→ **Supplied passage**
★ ★ ★
Text © Robert Barry Francos / FFanzeen, 2018
Images from the Internet
There are only two songs here, but they spit guitar fire. Falling comfortably somewhere between rock and metal, they have a sound that could have mass appeal. I don’t know much about them, but with the right tweaking, I can see them going somewhere. The vocals by Steven Kuchinsky are solid New England, reminding me of so many rocker bands from the Rat period (like Stomper and Pastiche). It’s short and sweet, but this definitely gives the listener a nice taste of the band’s style. I’m looking forward to a full release.
Fire in the Field
There are a lot of rockers of various shades in this column, but Fire in the Field are a bit different in that while it’s, well, user-friendly, there is enough of a pop level that is appealing so that it stands out. High production values without overwhelming it, with some catchy melodies, you get the impression that they’re fun to see live. Sort of like if the Romantics were heavier, it’s a band you can headbang to, or just dance. That’s saying a lot. The songs are good, if a bit long, but more importantly they’re fun with just the right amount of noise thrown in. My drawback comment? The lyrics are included, but they’re small and white print on red background, so that it’s hard enough to read that even my $2 drug store classes aren’t helping.
★ ★ ★
→ **Data rows**
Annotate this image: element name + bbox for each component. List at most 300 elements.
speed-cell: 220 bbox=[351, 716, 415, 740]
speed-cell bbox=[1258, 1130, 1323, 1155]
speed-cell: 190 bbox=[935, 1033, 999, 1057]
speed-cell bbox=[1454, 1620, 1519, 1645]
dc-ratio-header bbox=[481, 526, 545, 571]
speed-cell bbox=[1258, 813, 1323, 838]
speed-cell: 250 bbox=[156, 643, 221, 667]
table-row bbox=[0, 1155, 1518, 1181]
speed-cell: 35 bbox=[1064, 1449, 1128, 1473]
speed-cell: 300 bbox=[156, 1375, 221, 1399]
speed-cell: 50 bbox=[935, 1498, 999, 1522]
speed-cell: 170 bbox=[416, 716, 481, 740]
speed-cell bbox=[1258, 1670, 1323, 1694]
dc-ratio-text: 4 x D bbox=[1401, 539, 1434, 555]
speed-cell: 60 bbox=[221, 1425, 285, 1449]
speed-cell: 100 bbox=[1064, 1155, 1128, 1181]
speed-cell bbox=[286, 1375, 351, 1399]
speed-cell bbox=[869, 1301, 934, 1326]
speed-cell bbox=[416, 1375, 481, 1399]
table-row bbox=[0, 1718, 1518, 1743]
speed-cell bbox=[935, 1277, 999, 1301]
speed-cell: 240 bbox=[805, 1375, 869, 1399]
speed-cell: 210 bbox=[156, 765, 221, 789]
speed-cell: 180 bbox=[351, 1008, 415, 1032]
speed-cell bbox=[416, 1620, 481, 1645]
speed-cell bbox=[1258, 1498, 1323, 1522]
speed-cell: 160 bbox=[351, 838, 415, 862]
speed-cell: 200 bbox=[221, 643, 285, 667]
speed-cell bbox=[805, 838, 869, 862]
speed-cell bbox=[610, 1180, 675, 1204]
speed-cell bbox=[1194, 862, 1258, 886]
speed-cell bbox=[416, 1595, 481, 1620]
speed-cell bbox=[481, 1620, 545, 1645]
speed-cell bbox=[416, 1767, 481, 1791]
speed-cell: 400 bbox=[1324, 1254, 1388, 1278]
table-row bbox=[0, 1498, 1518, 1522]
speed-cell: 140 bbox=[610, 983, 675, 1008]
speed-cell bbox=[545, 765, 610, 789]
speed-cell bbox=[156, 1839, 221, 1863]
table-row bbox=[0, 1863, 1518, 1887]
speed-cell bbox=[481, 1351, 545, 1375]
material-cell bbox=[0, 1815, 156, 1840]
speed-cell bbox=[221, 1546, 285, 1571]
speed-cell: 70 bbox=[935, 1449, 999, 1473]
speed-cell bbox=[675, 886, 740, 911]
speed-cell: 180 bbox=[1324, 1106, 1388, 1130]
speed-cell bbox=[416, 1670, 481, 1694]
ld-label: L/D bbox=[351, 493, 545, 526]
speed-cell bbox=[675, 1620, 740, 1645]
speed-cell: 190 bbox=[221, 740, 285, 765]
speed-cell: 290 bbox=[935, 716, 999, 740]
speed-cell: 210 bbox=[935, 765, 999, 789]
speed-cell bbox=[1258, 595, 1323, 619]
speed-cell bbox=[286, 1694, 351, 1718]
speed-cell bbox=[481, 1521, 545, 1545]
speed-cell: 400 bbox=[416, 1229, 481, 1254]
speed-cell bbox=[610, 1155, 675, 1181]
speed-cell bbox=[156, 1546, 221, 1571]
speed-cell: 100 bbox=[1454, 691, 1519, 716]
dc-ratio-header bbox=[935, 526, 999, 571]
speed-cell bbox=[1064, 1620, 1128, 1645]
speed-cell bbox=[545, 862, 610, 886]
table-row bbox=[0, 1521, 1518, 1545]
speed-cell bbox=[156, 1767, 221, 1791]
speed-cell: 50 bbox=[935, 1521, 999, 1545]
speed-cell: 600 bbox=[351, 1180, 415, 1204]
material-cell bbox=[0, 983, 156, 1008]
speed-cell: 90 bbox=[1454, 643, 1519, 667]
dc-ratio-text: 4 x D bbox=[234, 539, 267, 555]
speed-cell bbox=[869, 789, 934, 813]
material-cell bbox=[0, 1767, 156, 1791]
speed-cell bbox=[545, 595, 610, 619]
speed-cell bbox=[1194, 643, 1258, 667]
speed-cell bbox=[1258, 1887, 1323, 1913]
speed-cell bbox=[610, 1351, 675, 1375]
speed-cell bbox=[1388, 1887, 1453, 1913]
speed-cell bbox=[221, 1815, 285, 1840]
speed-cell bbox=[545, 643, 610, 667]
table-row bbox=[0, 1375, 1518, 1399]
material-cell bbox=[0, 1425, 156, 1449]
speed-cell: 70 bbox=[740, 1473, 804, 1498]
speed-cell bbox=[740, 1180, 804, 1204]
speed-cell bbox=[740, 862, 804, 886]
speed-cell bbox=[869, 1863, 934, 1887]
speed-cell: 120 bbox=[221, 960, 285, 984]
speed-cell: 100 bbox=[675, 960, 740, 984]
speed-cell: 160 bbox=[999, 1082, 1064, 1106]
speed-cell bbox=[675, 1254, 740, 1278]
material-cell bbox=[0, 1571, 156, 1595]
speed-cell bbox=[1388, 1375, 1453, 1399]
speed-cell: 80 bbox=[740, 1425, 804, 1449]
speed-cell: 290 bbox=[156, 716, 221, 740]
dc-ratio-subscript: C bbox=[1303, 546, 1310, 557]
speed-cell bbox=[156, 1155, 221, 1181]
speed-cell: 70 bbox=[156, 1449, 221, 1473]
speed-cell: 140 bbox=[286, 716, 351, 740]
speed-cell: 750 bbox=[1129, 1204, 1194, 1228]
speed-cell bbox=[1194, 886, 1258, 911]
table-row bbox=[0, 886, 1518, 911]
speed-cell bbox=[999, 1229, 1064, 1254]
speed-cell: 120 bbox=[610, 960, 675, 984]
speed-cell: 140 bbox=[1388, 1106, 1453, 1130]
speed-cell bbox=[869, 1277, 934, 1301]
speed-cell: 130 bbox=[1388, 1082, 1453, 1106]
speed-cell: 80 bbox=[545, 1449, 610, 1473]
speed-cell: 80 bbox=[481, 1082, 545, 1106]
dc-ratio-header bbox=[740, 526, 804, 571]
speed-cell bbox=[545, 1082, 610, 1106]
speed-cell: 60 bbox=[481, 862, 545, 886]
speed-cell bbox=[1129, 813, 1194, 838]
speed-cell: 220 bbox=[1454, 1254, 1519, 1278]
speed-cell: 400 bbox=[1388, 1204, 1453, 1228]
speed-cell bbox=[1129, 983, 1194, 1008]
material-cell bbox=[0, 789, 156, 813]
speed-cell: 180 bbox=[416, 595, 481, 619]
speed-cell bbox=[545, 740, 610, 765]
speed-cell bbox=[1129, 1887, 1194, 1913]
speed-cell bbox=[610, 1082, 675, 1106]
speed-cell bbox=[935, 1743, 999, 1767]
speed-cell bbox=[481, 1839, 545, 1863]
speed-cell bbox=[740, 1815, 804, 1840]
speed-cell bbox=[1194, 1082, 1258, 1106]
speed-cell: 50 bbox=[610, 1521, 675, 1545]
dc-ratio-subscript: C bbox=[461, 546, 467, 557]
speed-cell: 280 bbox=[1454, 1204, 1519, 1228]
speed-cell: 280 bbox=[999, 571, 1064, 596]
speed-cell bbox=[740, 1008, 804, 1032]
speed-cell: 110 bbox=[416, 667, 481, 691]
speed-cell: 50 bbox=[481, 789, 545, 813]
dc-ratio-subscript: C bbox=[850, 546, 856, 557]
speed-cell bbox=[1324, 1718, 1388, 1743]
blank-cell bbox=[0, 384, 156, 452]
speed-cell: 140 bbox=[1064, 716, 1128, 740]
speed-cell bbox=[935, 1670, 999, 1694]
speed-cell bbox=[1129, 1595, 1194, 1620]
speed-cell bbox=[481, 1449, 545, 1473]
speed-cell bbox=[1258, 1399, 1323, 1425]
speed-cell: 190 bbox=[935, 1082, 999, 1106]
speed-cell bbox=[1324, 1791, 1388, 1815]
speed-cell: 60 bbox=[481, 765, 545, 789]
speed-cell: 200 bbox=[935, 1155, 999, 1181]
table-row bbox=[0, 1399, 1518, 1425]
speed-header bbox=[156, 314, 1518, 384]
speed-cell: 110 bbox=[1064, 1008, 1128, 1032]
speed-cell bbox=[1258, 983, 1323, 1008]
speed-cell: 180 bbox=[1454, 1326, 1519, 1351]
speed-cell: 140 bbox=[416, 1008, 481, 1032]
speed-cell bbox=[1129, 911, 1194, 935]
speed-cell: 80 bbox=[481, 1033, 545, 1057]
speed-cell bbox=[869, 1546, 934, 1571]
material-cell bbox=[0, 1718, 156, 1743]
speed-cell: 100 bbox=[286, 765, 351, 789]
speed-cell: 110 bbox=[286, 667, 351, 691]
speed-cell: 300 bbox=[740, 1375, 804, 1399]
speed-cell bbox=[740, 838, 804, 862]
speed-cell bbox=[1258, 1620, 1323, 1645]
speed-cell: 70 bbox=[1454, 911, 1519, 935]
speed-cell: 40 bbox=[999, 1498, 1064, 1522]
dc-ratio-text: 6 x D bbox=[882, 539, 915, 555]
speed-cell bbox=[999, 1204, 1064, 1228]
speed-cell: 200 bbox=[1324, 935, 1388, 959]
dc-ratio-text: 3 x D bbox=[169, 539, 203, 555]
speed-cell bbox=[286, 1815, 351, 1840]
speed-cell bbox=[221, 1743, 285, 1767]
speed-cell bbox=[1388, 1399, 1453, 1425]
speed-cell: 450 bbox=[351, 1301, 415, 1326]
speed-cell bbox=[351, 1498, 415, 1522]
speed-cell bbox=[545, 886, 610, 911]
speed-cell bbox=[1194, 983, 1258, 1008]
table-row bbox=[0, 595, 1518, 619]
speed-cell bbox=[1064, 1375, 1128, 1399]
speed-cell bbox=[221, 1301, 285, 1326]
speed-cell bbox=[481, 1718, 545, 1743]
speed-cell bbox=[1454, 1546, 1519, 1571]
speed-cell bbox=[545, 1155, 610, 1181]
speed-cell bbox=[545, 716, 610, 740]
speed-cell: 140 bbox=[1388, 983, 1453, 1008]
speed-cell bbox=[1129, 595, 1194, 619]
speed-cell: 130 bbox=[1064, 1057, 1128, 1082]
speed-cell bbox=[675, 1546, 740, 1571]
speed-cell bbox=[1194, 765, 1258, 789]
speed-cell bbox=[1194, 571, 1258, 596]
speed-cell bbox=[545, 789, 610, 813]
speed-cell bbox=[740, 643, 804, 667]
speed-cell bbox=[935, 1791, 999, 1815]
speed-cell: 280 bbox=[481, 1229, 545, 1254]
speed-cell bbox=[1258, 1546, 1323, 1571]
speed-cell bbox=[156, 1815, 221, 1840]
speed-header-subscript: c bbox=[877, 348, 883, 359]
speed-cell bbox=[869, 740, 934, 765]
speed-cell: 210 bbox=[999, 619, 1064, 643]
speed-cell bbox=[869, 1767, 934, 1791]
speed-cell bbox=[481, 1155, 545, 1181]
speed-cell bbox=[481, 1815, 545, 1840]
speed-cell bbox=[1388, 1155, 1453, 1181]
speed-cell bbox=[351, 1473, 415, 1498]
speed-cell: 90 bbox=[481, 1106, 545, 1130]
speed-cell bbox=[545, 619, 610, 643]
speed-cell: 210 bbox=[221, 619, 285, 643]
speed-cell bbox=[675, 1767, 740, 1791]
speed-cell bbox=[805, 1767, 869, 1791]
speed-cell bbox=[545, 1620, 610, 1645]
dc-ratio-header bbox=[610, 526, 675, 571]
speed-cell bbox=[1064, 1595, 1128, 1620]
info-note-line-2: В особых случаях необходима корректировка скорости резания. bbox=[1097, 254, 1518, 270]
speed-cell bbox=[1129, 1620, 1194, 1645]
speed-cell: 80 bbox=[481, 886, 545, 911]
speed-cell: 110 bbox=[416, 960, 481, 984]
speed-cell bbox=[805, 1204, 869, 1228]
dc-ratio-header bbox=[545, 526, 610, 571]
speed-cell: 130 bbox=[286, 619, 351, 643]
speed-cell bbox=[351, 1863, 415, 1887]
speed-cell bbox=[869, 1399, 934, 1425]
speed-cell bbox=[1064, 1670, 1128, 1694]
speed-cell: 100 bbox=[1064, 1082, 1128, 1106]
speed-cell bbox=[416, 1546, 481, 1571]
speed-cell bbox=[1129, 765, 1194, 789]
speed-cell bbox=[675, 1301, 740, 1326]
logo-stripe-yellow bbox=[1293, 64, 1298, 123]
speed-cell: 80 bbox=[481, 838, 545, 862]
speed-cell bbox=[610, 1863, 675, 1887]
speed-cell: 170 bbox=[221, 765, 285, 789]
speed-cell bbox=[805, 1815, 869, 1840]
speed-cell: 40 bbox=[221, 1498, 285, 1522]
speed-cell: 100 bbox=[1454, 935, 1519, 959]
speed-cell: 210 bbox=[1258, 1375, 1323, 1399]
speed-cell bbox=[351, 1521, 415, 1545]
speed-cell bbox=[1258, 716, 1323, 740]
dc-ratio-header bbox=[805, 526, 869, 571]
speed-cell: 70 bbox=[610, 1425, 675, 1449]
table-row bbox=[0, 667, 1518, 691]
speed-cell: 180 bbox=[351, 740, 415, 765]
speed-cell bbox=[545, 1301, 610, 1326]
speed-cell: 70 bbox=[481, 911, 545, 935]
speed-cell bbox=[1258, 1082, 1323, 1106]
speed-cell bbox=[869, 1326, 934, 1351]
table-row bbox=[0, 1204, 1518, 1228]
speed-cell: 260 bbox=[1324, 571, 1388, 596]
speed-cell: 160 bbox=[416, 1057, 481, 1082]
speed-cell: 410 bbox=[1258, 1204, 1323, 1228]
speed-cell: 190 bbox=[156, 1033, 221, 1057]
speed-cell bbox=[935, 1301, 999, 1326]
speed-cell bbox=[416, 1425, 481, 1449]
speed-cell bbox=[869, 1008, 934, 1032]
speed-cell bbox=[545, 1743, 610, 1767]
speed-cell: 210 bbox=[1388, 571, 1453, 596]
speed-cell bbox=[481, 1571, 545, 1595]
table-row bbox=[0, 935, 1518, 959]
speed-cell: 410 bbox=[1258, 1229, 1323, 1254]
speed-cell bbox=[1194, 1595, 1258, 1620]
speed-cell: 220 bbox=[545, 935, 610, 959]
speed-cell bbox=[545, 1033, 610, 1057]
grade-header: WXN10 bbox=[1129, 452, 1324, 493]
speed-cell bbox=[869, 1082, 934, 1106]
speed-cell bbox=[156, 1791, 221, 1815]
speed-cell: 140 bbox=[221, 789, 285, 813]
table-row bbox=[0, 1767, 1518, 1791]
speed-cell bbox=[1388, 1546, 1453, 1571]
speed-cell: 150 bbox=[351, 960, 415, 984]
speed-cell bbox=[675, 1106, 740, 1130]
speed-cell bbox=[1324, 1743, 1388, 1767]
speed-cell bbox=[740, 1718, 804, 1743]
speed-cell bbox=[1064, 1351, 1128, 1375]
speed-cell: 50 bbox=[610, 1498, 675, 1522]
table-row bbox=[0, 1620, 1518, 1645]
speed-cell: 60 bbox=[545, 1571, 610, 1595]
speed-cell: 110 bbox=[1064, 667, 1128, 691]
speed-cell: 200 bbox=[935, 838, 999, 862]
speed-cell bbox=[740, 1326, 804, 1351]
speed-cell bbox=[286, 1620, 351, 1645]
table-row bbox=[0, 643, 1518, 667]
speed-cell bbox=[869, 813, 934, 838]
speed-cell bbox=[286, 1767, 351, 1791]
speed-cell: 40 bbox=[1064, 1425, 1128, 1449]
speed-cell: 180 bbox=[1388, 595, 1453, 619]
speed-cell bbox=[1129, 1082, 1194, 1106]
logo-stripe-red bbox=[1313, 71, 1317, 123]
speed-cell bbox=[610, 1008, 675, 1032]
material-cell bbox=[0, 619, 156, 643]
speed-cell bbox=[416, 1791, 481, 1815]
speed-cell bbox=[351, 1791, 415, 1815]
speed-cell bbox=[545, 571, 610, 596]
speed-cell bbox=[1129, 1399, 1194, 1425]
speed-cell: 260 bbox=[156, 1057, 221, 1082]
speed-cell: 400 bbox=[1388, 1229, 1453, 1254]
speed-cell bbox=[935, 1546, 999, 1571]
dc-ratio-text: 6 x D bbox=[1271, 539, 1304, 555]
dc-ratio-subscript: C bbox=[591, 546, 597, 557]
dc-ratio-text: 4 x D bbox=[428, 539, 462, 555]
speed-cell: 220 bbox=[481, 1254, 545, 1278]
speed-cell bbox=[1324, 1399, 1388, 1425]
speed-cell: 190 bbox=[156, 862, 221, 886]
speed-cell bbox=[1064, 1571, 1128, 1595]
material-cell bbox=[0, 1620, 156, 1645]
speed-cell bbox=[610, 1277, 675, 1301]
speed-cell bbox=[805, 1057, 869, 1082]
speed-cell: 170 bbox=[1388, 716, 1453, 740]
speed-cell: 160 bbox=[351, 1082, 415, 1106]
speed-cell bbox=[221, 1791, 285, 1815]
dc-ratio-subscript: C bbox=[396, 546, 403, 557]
★ ★ ★
→ **Exercise 1**
Name every band that the music review mentions by name.
→ **Exercise 2**
In the music review, what makes the Fire in the Field lyrics hard to read?
→ **Exercise 3**
Continue the music review from its last sentence.

→ **Output 1**
Stomper, Pastiche, Fire in the Field, the Romantics

→ **Output 2**
They are printed small, in white on a red background.

→ **Output 3**
Joe Black’s Blackenstein
Joe Black’s Blackenstein
Carved in Stone Media / www.joeblack.com
At first I didn’t understand the name of the band; I mean, I got the “Black” part, but “Blackenstein” felt a bit like an appropriation. But now I get it. This is both a band and it’s also a collection of parts to make a whole. There is a sharing of musical sections and vocals (though Black wrote most of the tunes), including a number of additional players from various bands like the Joe Perry Project (Charlie Farren, who sings lead on a cover of “Care About You”). There is some consistency such as Black playing bass, Aart Knyff and Johnny Press sharing both lead and rhythm guitar. Some of the hard rock-style warbling vocals are handled by Jeffrey Baker. One of the enjoyable quirks on the collection is a cover of Black Oak Arkansas’ “Uncle Elijah” with Black on decent vocals. Knyff handles the vox on his own heavy rocker, “Over You.” All the songs are classic style rock with some strong metal edges, especially the last cut, “Blackenstein,” where drummer Simon Adamsson really gets to shine on a solo. While I prefer my rock style stripped down, this works well with more a more mainstream method that is full of musical gimmicks and production values that ae radio-friendly.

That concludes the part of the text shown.